TASK REQUIREMENTS - Only the number is wanted: how many lines contain the string "name"?
** Start DATA RECORDS **
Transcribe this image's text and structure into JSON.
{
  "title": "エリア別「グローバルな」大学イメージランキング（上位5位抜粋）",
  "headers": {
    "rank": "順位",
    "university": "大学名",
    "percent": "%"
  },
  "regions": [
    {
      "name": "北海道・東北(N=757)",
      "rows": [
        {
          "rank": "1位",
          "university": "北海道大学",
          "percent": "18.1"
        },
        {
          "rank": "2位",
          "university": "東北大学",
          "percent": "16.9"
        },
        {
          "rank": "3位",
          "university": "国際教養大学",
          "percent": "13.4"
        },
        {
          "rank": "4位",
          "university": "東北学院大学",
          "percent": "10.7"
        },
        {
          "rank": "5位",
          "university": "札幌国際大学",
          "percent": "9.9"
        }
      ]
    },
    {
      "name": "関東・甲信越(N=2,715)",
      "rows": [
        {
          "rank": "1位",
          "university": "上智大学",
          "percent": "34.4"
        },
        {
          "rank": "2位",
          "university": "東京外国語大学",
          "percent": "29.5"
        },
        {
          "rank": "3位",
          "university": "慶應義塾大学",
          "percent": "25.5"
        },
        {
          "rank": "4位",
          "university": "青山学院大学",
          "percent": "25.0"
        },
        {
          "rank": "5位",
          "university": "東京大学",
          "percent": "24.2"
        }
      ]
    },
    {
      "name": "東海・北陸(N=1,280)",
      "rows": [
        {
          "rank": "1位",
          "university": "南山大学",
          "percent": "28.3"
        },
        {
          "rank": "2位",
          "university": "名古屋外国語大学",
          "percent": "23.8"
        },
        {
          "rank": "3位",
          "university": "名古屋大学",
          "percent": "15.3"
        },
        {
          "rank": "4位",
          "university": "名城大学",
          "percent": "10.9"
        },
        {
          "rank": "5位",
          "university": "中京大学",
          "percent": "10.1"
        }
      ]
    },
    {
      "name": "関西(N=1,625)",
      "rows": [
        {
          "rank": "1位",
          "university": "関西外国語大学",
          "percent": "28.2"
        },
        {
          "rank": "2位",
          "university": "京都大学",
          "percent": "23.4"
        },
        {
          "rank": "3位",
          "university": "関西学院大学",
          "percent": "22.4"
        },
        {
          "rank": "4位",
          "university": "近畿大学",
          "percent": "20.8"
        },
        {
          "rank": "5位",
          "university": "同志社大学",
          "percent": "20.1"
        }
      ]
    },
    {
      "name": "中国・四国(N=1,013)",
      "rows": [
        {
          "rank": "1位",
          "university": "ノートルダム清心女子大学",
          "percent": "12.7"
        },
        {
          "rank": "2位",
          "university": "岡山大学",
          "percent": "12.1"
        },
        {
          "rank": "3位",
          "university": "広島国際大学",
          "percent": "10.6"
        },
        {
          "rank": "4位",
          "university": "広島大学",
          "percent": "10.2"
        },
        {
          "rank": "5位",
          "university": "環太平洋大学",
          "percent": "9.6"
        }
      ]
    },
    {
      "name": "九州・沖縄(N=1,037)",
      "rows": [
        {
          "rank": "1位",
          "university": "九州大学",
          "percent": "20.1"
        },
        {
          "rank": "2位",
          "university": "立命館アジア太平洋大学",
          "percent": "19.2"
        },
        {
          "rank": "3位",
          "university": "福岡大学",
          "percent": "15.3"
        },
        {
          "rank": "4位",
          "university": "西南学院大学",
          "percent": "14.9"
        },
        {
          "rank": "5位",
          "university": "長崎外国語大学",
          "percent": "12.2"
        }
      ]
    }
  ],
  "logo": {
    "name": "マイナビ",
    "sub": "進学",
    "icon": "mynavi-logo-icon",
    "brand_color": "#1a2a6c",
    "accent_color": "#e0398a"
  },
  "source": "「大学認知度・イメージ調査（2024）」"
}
** End DATA RECORDS **
ANSWER TO THE PROBLEM - 7